In the records, begin at the line that has "data-point-track-22-13 bbox=[549, 208, 560, 219]" and stop after the line that has "y-tick-label-0: -8 bbox=[50, 412, 63, 428]". Give those lines again with "series-track" renamed to "series-area" and everything else unchanged.

-- BEGIN DATA SHOWN --

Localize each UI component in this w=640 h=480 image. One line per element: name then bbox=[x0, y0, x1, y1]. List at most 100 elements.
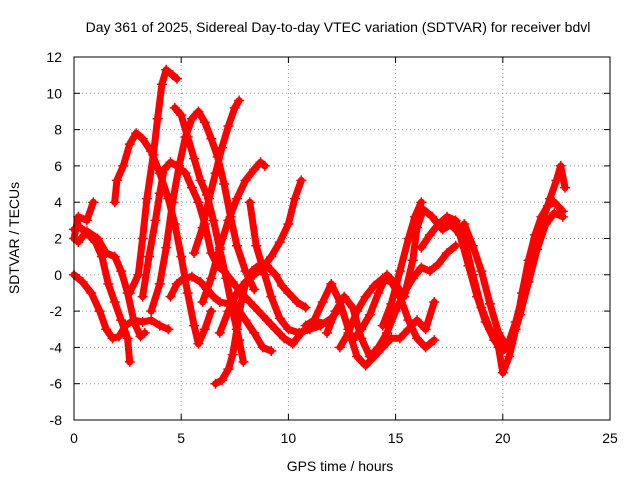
data-point-track-22-13 bbox=[549, 208, 560, 219]
data-point-track-9-12 bbox=[257, 342, 268, 353]
series-line-track-23 bbox=[460, 162, 569, 351]
data-point-track-12-0 bbox=[189, 248, 200, 259]
data-point-track-9-2 bbox=[178, 273, 189, 284]
data-point-track-17-8 bbox=[390, 306, 401, 317]
data-point-track-5-13 bbox=[193, 338, 204, 349]
data-point-track-4-3 bbox=[101, 248, 112, 259]
data-point-track-11-14 bbox=[300, 302, 311, 313]
series-track-23 bbox=[459, 160, 570, 353]
data-point-track-17-12 bbox=[424, 266, 435, 277]
data-point-track-11-10 bbox=[270, 269, 281, 280]
data-point-track-2-6 bbox=[114, 331, 125, 342]
data-point-track-22-5 bbox=[480, 316, 491, 327]
series-track-17 bbox=[321, 240, 461, 362]
data-point-track-22-0 bbox=[437, 224, 448, 235]
data-point-track-9-1 bbox=[171, 278, 182, 289]
data-point-track-10-1 bbox=[176, 110, 187, 121]
data-point-track-8-2 bbox=[161, 242, 172, 253]
data-point-track-14-2 bbox=[231, 287, 242, 298]
data-point-track-23-8 bbox=[527, 248, 538, 259]
data-point-track-3-3 bbox=[88, 197, 99, 208]
data-point-track-13-0 bbox=[197, 297, 208, 308]
data-point-track-21-3 bbox=[442, 211, 453, 222]
data-point-track-2-10 bbox=[146, 315, 157, 326]
data-point-track-23-5 bbox=[502, 342, 513, 353]
data-point-track-13-4 bbox=[231, 193, 242, 204]
data-point-track-1-7 bbox=[116, 315, 127, 326]
data-point-track-19-4 bbox=[382, 269, 393, 280]
data-point-track-6-6 bbox=[156, 79, 167, 90]
data-point-track-8-3 bbox=[167, 197, 178, 208]
data-point-track-6-5 bbox=[152, 113, 163, 124]
data-point-track-8-15 bbox=[249, 284, 260, 295]
data-point-track-18-1 bbox=[343, 327, 354, 338]
x-tick-label-5: 25 bbox=[602, 430, 618, 446]
data-point-track-15-0 bbox=[244, 197, 255, 208]
data-point-track-5-12 bbox=[189, 320, 200, 331]
data-point-track-5-0 bbox=[109, 197, 120, 208]
data-point-track-3-1 bbox=[73, 211, 84, 222]
data-point-track-5-10 bbox=[176, 251, 187, 262]
data-point-track-4-7 bbox=[129, 316, 140, 327]
data-point-track-7-3 bbox=[154, 188, 165, 199]
data-point-track-5-14 bbox=[199, 324, 210, 335]
series-track-6 bbox=[124, 64, 182, 298]
data-point-track-4-1 bbox=[81, 226, 92, 237]
data-point-track-2-12 bbox=[163, 324, 174, 335]
data-point-track-19-1 bbox=[356, 324, 367, 335]
series-line-track-8 bbox=[147, 107, 258, 315]
y-tick-label-0: -8 bbox=[50, 412, 63, 428]
data-point-track-21-11 bbox=[504, 351, 515, 362]
data-point-track-16-6 bbox=[352, 351, 363, 362]
y-tick-label-2: -4 bbox=[50, 339, 63, 355]
data-point-track-15-5 bbox=[283, 324, 294, 335]
data-point-track-9-0 bbox=[165, 291, 176, 302]
data-point-track-7-1 bbox=[144, 251, 155, 262]
data-point-track-15-3 bbox=[266, 291, 277, 302]
y-tick-label-5: 2 bbox=[54, 231, 62, 247]
data-point-track-2-7 bbox=[120, 320, 131, 331]
data-point-track-9-3 bbox=[186, 271, 197, 282]
data-point-track-14-10 bbox=[296, 175, 307, 186]
data-point-track-17-0 bbox=[321, 327, 332, 338]
data-point-track-9-11 bbox=[249, 327, 260, 338]
y-tick-label-7: 6 bbox=[54, 158, 62, 174]
data-point-track-11-12 bbox=[283, 287, 294, 298]
data-point-track-7-8 bbox=[186, 182, 197, 193]
data-point-track-20-3 bbox=[403, 233, 414, 244]
data-point-track-7-18 bbox=[261, 315, 272, 326]
data-point-track-11-3 bbox=[227, 349, 238, 360]
data-point-track-8-7 bbox=[193, 106, 204, 117]
data-point-track-19-0 bbox=[347, 335, 358, 346]
data-point-track-14-9 bbox=[289, 193, 300, 204]
data-point-track-18-3 bbox=[360, 291, 371, 302]
data-point-track-23-9 bbox=[536, 218, 547, 229]
x-tick-label-2: 10 bbox=[281, 430, 297, 446]
data-point-track-16-7 bbox=[360, 360, 371, 371]
data-point-track-8-8 bbox=[199, 117, 210, 128]
series-track-9 bbox=[165, 271, 277, 357]
data-point-track-23-6 bbox=[510, 316, 521, 327]
data-point-track-18-10 bbox=[420, 342, 431, 353]
data-point-track-12-5 bbox=[223, 120, 234, 131]
data-point-track-9-4 bbox=[195, 277, 206, 288]
data-point-track-7-9 bbox=[193, 197, 204, 208]
data-point-track-20-5 bbox=[416, 197, 427, 208]
data-point-track-17-6 bbox=[373, 342, 384, 353]
y-tick-label-6: 4 bbox=[54, 194, 62, 210]
data-point-track-7-20 bbox=[279, 333, 290, 344]
data-point-track-11-13 bbox=[291, 297, 302, 308]
data-point-track-7-4 bbox=[159, 164, 170, 175]
data-point-track-11-1 bbox=[216, 375, 227, 386]
data-point-track-7-5 bbox=[165, 157, 176, 168]
y-axis-label: SDTVAR / TECUs bbox=[6, 182, 22, 294]
data-point-track-22-2 bbox=[454, 229, 465, 240]
data-point-track-23-1 bbox=[467, 240, 478, 251]
data-point-track-8-0 bbox=[146, 306, 157, 317]
data-point-track-23-0 bbox=[459, 218, 470, 229]
data-point-track-5-3 bbox=[124, 139, 135, 150]
data-point-track-4-9 bbox=[139, 327, 150, 338]
series-line-track-3 bbox=[70, 198, 97, 242]
data-point-track-23-13 bbox=[559, 182, 570, 193]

-- END DATA SHOWN --

§ **FINAL RESULT**
data-point-track-22-13 bbox=[549, 208, 560, 219]
data-point-track-9-12 bbox=[257, 342, 268, 353]
series-line-track-23 bbox=[460, 162, 569, 351]
data-point-track-12-0 bbox=[189, 248, 200, 259]
data-point-track-9-2 bbox=[178, 273, 189, 284]
data-point-track-17-8 bbox=[390, 306, 401, 317]
data-point-track-5-13 bbox=[193, 338, 204, 349]
data-point-track-4-3 bbox=[101, 248, 112, 259]
data-point-track-11-14 bbox=[300, 302, 311, 313]
series-area-23 bbox=[459, 160, 570, 353]
data-point-track-17-12 bbox=[424, 266, 435, 277]
data-point-track-11-10 bbox=[270, 269, 281, 280]
data-point-track-2-6 bbox=[114, 331, 125, 342]
data-point-track-22-5 bbox=[480, 316, 491, 327]
series-area-17 bbox=[321, 240, 461, 362]
data-point-track-22-0 bbox=[437, 224, 448, 235]
data-point-track-9-1 bbox=[171, 278, 182, 289]
data-point-track-10-1 bbox=[176, 110, 187, 121]
data-point-track-8-2 bbox=[161, 242, 172, 253]
data-point-track-14-2 bbox=[231, 287, 242, 298]
data-point-track-23-8 bbox=[527, 248, 538, 259]
data-point-track-3-3 bbox=[88, 197, 99, 208]
data-point-track-13-0 bbox=[197, 297, 208, 308]
data-point-track-21-3 bbox=[442, 211, 453, 222]
data-point-track-2-10 bbox=[146, 315, 157, 326]
data-point-track-23-5 bbox=[502, 342, 513, 353]
data-point-track-13-4 bbox=[231, 193, 242, 204]
data-point-track-1-7 bbox=[116, 315, 127, 326]
data-point-track-19-4 bbox=[382, 269, 393, 280]
data-point-track-6-6 bbox=[156, 79, 167, 90]
data-point-track-8-3 bbox=[167, 197, 178, 208]
data-point-track-6-5 bbox=[152, 113, 163, 124]
data-point-track-8-15 bbox=[249, 284, 260, 295]
data-point-track-18-1 bbox=[343, 327, 354, 338]
x-tick-label-5: 25 bbox=[602, 430, 618, 446]
data-point-track-15-0 bbox=[244, 197, 255, 208]
data-point-track-5-12 bbox=[189, 320, 200, 331]
data-point-track-5-0 bbox=[109, 197, 120, 208]
data-point-track-3-1 bbox=[73, 211, 84, 222]
data-point-track-5-10 bbox=[176, 251, 187, 262]
data-point-track-4-7 bbox=[129, 316, 140, 327]
data-point-track-7-3 bbox=[154, 188, 165, 199]
data-point-track-5-14 bbox=[199, 324, 210, 335]
series-area-6 bbox=[124, 64, 182, 298]
data-point-track-4-1 bbox=[81, 226, 92, 237]
data-point-track-2-12 bbox=[163, 324, 174, 335]
data-point-track-19-1 bbox=[356, 324, 367, 335]
series-line-track-8 bbox=[147, 107, 258, 315]
y-tick-label-0: -8 bbox=[50, 412, 63, 428]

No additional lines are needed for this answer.